◆ Goal of the exercise: Transcribe all the entries word for word, skipping the pictures.

(Dataset records)
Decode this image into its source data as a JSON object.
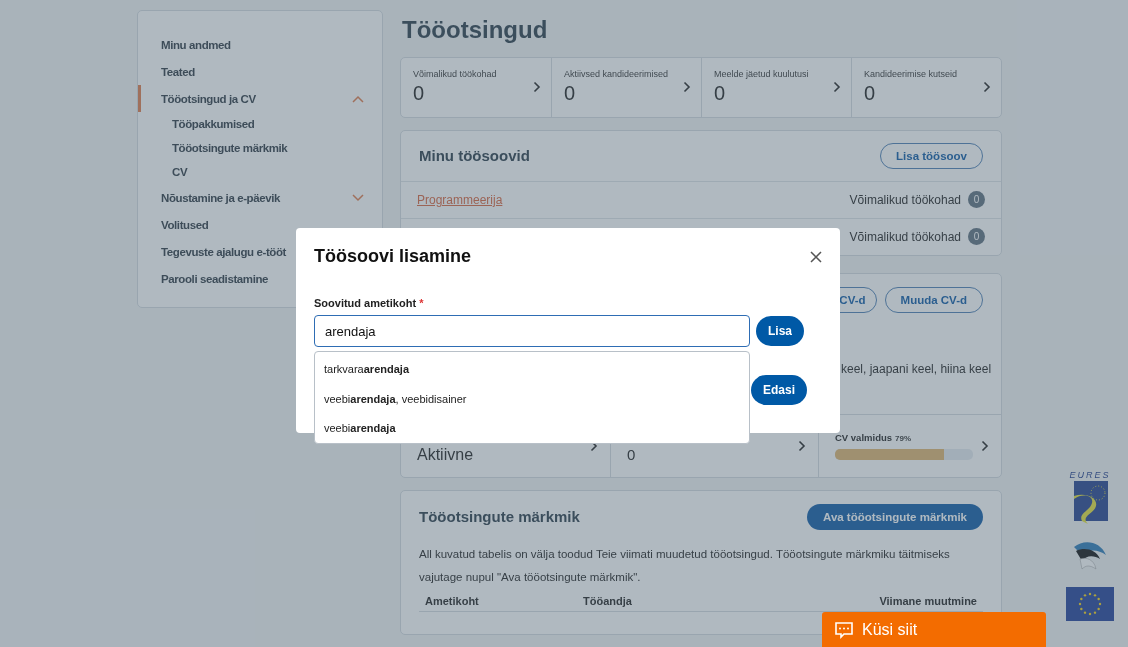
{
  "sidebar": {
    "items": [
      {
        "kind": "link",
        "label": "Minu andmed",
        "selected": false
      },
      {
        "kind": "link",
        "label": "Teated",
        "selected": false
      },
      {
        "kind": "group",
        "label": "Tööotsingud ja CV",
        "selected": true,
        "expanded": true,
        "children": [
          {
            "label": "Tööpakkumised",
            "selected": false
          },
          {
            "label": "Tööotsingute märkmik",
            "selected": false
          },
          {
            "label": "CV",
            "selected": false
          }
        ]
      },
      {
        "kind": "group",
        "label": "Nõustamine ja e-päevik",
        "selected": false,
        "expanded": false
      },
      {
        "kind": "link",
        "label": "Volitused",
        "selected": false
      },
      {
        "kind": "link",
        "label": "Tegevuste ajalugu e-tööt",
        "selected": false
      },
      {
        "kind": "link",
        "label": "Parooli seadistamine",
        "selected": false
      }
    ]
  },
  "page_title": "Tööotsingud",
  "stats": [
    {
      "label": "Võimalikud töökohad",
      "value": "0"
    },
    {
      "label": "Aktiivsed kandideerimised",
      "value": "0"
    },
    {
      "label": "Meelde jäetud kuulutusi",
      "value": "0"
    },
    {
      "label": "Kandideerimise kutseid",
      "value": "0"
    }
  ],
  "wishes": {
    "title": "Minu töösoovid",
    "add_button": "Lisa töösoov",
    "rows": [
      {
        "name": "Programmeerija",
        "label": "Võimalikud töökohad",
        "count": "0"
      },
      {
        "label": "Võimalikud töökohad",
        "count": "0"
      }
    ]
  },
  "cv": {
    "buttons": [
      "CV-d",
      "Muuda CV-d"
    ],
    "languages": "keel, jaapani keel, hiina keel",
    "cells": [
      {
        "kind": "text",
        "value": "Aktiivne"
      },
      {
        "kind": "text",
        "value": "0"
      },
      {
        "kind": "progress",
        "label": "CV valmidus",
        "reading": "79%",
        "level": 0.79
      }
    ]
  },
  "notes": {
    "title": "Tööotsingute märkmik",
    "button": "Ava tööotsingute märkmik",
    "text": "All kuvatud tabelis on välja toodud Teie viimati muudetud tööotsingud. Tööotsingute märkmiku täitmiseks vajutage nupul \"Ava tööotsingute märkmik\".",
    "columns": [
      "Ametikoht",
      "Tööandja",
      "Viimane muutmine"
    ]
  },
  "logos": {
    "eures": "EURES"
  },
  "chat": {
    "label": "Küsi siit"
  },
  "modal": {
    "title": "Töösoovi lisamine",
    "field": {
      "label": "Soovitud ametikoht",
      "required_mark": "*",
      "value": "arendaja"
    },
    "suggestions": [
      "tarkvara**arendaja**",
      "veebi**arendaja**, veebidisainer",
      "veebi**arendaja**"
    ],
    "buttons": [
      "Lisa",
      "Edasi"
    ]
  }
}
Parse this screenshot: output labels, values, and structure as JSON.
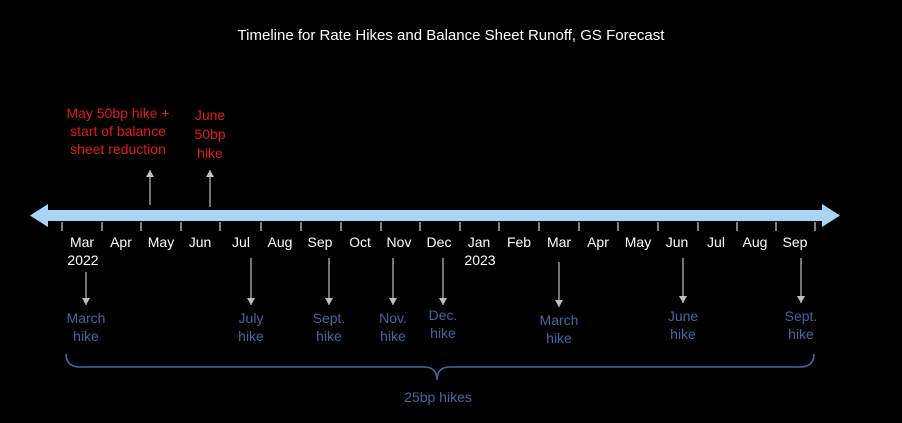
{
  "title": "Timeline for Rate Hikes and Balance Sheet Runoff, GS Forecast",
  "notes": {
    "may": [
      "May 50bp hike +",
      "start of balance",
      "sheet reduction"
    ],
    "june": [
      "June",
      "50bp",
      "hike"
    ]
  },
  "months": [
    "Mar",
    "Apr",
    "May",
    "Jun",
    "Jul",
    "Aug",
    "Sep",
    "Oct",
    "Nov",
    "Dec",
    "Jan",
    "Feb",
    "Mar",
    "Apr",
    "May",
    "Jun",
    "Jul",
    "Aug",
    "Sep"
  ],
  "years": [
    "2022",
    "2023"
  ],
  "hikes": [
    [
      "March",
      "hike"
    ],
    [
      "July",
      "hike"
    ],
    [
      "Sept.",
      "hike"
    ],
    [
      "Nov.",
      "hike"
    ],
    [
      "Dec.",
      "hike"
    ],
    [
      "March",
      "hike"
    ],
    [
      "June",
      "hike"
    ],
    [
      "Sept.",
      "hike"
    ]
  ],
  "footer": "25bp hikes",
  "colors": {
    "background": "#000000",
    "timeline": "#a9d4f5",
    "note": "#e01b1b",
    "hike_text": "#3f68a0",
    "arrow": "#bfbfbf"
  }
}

◆ Right answer:
Decode this image into its source data as a JSON object.
{
  "sidebar": {
    "items": [
      {
        "kind": "link",
        "label": "Minu andmed",
        "selected": false
      },
      {
        "kind": "link",
        "label": "Teated",
        "selected": false
      },
      {
        "kind": "group",
        "label": "Tööotsingud ja CV",
        "selected": true,
        "expanded": true,
        "children": [
          {
            "label": "Tööpakkumised",
            "selected": false
          },
          {
            "label": "Tööotsingute märkmik",
            "selected": false
          },
          {
            "label": "CV",
            "selected": false
          }
        ]
      },
      {
        "kind": "group",
        "label": "Nõustamine ja e-päevik",
        "selected": false,
        "expanded": false
      },
      {
        "kind": "link",
        "label": "Volitused",
        "selected": false
      },
      {
        "kind": "link",
        "label": "Tegevuste ajalugu e-tööt",
        "selected": false
      },
      {
        "kind": "link",
        "label": "Parooli seadistamine",
        "selected": false
      }
    ]
  },
  "page_title": "Tööotsingud",
  "stats": [
    {
      "label": "Võimalikud töökohad",
      "value": "0"
    },
    {
      "label": "Aktiivsed kandideerimised",
      "value": "0"
    },
    {
      "label": "Meelde jäetud kuulutusi",
      "value": "0"
    },
    {
      "label": "Kandideerimise kutseid",
      "value": "0"
    }
  ],
  "wishes": {
    "title": "Minu töösoovid",
    "add_button": "Lisa töösoov",
    "rows": [
      {
        "name": "Programmeerija",
        "label": "Võimalikud töökohad",
        "count": "0"
      },
      {
        "label": "Võimalikud töökohad",
        "count": "0"
      }
    ]
  },
  "cv": {
    "buttons": [
      "CV-d",
      "Muuda CV-d"
    ],
    "languages": "keel, jaapani keel, hiina keel",
    "cells": [
      {
        "kind": "text",
        "value": "Aktiivne"
      },
      {
        "kind": "text",
        "value": "0"
      },
      {
        "kind": "progress",
        "label": "CV valmidus",
        "reading": "79%",
        "level": 0.79
      }
    ]
  },
  "notes": {
    "title": "Tööotsingute märkmik",
    "button": "Ava tööotsingute märkmik",
    "text": "All kuvatud tabelis on välja toodud Teie viimati muudetud tööotsingud. Tööotsingute märkmiku täitmiseks vajutage nupul \"Ava tööotsingute märkmik\".",
    "columns": [
      "Ametikoht",
      "Tööandja",
      "Viimane muutmine"
    ]
  },
  "logos": {
    "eures": "EURES"
  },
  "chat": {
    "label": "Küsi siit"
  },
  "modal": {
    "title": "Töösoovi lisamine",
    "field": {
      "label": "Soovitud ametikoht",
      "required_mark": "*",
      "value": "arendaja"
    },
    "suggestions": [
      "tarkvara**arendaja**",
      "veebi**arendaja**, veebidisainer",
      "veebi**arendaja**"
    ],
    "buttons": [
      "Lisa",
      "Edasi"
    ]
  }
}
Parse this screenshot: output labels, values, and structure as JSON.
{
  "title": "Timeline for Rate Hikes and Balance Sheet Runoff, GS Forecast",
  "notes": {
    "may": [
      "May 50bp hike +",
      "start of balance",
      "sheet reduction"
    ],
    "june": [
      "June",
      "50bp",
      "hike"
    ]
  },
  "months": [
    "Mar",
    "Apr",
    "May",
    "Jun",
    "Jul",
    "Aug",
    "Sep",
    "Oct",
    "Nov",
    "Dec",
    "Jan",
    "Feb",
    "Mar",
    "Apr",
    "May",
    "Jun",
    "Jul",
    "Aug",
    "Sep"
  ],
  "years": [
    "2022",
    "2023"
  ],
  "hikes": [
    [
      "March",
      "hike"
    ],
    [
      "July",
      "hike"
    ],
    [
      "Sept.",
      "hike"
    ],
    [
      "Nov.",
      "hike"
    ],
    [
      "Dec.",
      "hike"
    ],
    [
      "March",
      "hike"
    ],
    [
      "June",
      "hike"
    ],
    [
      "Sept.",
      "hike"
    ]
  ],
  "footer": "25bp hikes",
  "colors": {
    "background": "#000000",
    "timeline": "#a9d4f5",
    "note": "#e01b1b",
    "hike_text": "#3f68a0",
    "arrow": "#bfbfbf"
  }
}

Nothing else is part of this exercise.